● TASK OBJECTIVE
An exact copy of all the data is required, with pictures left out.
..........
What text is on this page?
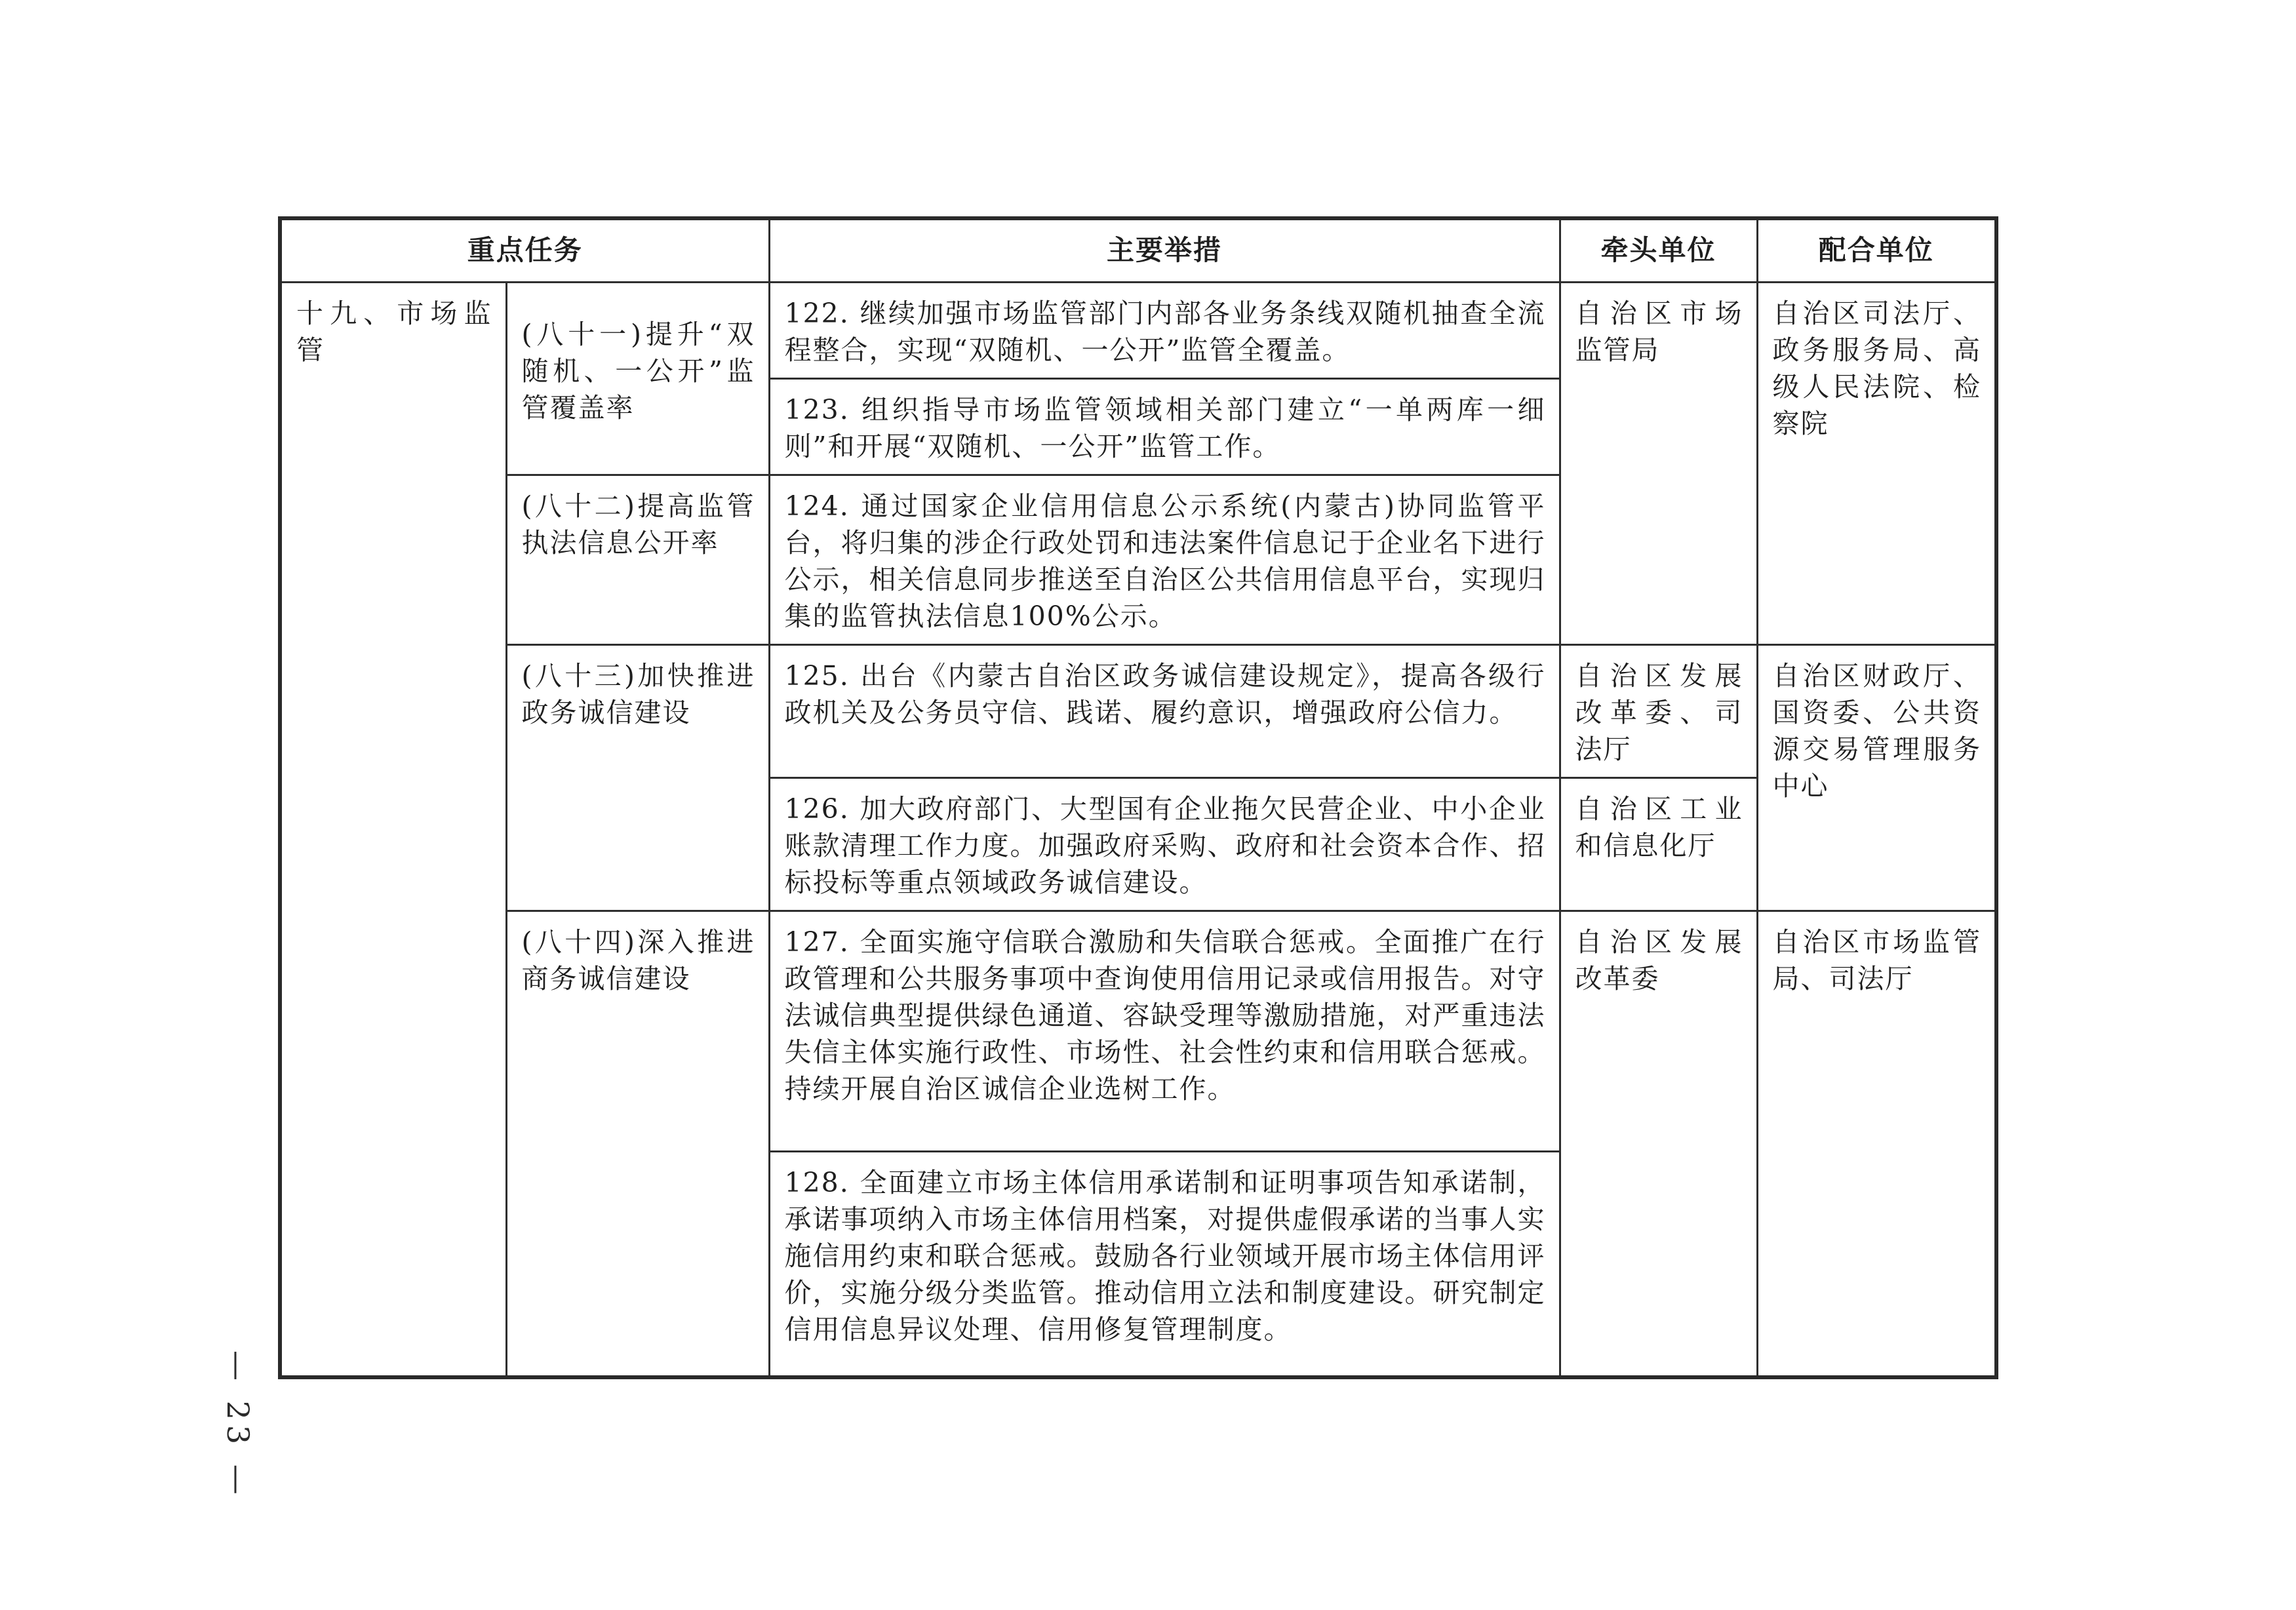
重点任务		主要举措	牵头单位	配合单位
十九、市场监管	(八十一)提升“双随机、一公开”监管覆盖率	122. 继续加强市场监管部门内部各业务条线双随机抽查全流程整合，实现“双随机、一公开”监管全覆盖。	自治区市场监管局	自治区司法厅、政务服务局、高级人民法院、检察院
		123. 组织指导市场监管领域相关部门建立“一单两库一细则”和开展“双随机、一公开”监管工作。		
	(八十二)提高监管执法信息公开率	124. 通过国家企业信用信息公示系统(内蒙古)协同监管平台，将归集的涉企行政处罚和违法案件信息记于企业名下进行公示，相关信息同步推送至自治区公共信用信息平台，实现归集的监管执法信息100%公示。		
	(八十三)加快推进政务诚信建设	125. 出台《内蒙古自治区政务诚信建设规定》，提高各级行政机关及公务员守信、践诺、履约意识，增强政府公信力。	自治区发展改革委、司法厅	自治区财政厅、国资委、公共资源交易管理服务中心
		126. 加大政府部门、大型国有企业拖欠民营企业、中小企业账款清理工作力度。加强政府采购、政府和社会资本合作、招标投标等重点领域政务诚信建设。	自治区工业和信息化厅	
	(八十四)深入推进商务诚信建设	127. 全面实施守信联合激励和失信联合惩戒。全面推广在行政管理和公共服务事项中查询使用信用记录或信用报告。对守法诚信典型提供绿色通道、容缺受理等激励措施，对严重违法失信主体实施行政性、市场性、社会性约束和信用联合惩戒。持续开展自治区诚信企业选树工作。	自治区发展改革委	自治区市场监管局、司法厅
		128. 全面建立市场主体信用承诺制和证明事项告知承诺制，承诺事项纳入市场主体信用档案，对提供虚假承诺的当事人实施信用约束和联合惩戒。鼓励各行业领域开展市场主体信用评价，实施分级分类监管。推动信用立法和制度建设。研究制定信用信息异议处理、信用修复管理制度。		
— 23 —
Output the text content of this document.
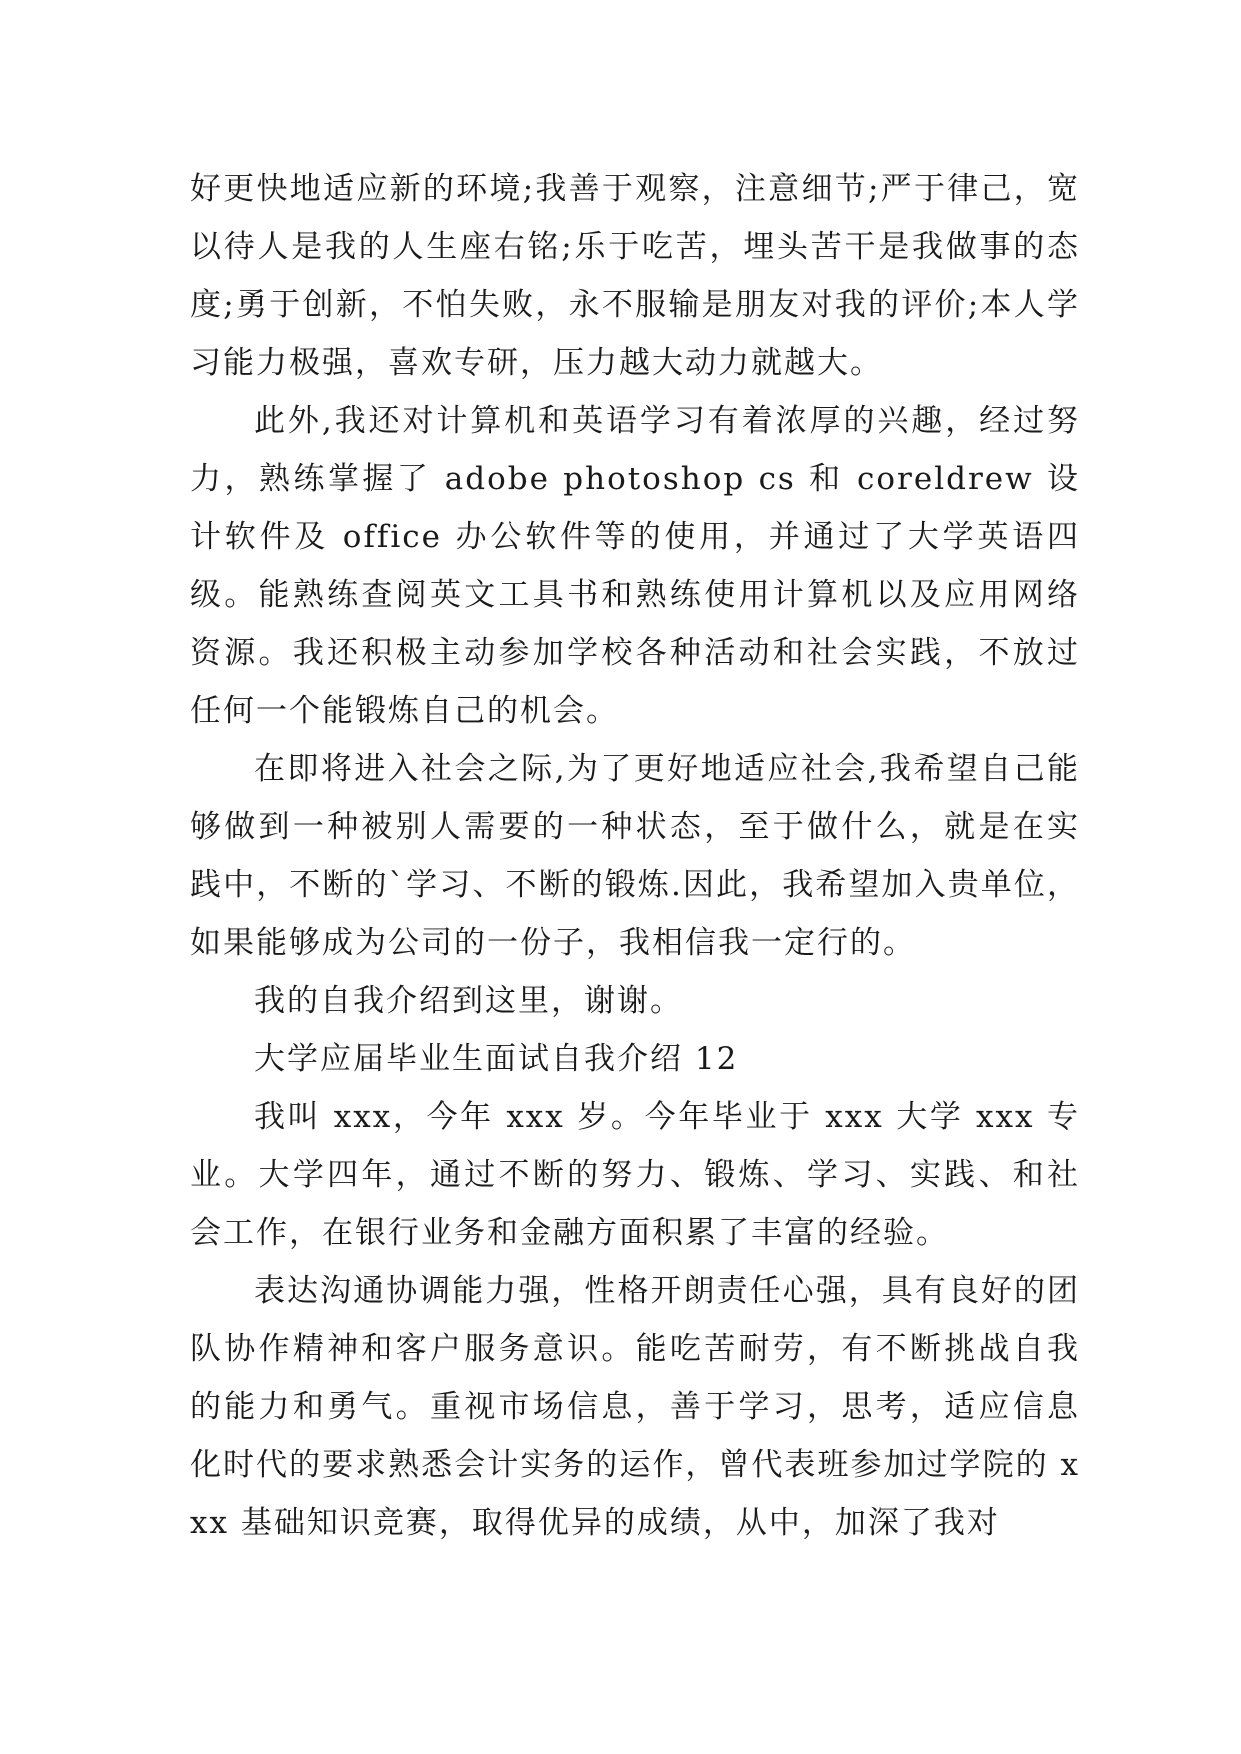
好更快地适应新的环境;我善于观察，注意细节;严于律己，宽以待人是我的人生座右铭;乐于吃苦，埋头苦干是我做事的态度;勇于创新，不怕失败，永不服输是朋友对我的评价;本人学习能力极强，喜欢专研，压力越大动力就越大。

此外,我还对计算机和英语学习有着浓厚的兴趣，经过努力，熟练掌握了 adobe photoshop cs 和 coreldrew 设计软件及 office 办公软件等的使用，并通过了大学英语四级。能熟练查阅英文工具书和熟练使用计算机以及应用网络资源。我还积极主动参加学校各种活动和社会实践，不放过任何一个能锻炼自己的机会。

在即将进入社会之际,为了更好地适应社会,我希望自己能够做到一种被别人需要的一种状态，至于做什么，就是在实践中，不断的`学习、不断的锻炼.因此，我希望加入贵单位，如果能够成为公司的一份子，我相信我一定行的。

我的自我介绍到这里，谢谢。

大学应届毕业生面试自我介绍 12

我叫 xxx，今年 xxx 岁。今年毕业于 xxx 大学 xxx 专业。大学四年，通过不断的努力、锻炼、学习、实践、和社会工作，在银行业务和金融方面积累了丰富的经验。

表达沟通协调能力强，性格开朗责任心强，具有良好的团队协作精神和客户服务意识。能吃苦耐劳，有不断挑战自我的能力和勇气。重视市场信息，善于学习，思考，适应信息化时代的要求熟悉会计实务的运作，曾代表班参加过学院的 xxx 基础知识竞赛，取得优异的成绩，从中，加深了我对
..........
● FULL SOLUTION
What text is on this page?
重点任务		主要举措	牵头单位	配合单位
十九、市场监管	(八十一)提升“双随机、一公开”监管覆盖率	122. 继续加强市场监管部门内部各业务条线双随机抽查全流程整合，实现“双随机、一公开”监管全覆盖。	自治区市场监管局	自治区司法厅、政务服务局、高级人民法院、检察院
		123. 组织指导市场监管领域相关部门建立“一单两库一细则”和开展“双随机、一公开”监管工作。		
	(八十二)提高监管执法信息公开率	124. 通过国家企业信用信息公示系统(内蒙古)协同监管平台，将归集的涉企行政处罚和违法案件信息记于企业名下进行公示，相关信息同步推送至自治区公共信用信息平台，实现归集的监管执法信息100%公示。		
	(八十三)加快推进政务诚信建设	125. 出台《内蒙古自治区政务诚信建设规定》，提高各级行政机关及公务员守信、践诺、履约意识，增强政府公信力。	自治区发展改革委、司法厅	自治区财政厅、国资委、公共资源交易管理服务中心
		126. 加大政府部门、大型国有企业拖欠民营企业、中小企业账款清理工作力度。加强政府采购、政府和社会资本合作、招标投标等重点领域政务诚信建设。	自治区工业和信息化厅	
	(八十四)深入推进商务诚信建设	127. 全面实施守信联合激励和失信联合惩戒。全面推广在行政管理和公共服务事项中查询使用信用记录或信用报告。对守法诚信典型提供绿色通道、容缺受理等激励措施，对严重违法失信主体实施行政性、市场性、社会性约束和信用联合惩戒。持续开展自治区诚信企业选树工作。	自治区发展改革委	自治区市场监管局、司法厅
		128. 全面建立市场主体信用承诺制和证明事项告知承诺制，承诺事项纳入市场主体信用档案，对提供虚假承诺的当事人实施信用约束和联合惩戒。鼓励各行业领域开展市场主体信用评价，实施分级分类监管。推动信用立法和制度建设。研究制定信用信息异议处理、信用修复管理制度。		
— 23 —
Output the text content of this document.
好更快地适应新的环境;我善于观察，注意细节;严于律己，宽以待人是我的人生座右铭;乐于吃苦，埋头苦干是我做事的态度;勇于创新，不怕失败，永不服输是朋友对我的评价;本人学习能力极强，喜欢专研，压力越大动力就越大。

此外,我还对计算机和英语学习有着浓厚的兴趣，经过努力，熟练掌握了 adobe photoshop cs 和 coreldrew 设计软件及 office 办公软件等的使用，并通过了大学英语四级。能熟练查阅英文工具书和熟练使用计算机以及应用网络资源。我还积极主动参加学校各种活动和社会实践，不放过任何一个能锻炼自己的机会。

在即将进入社会之际,为了更好地适应社会,我希望自己能够做到一种被别人需要的一种状态，至于做什么，就是在实践中，不断的`学习、不断的锻炼.因此，我希望加入贵单位，如果能够成为公司的一份子，我相信我一定行的。

我的自我介绍到这里，谢谢。

大学应届毕业生面试自我介绍 12

我叫 xxx，今年 xxx 岁。今年毕业于 xxx 大学 xxx 专业。大学四年，通过不断的努力、锻炼、学习、实践、和社会工作，在银行业务和金融方面积累了丰富的经验。

表达沟通协调能力强，性格开朗责任心强，具有良好的团队协作精神和客户服务意识。能吃苦耐劳，有不断挑战自我的能力和勇气。重视市场信息，善于学习，思考，适应信息化时代的要求熟悉会计实务的运作，曾代表班参加过学院的 xxx 基础知识竞赛，取得优异的成绩，从中，加深了我对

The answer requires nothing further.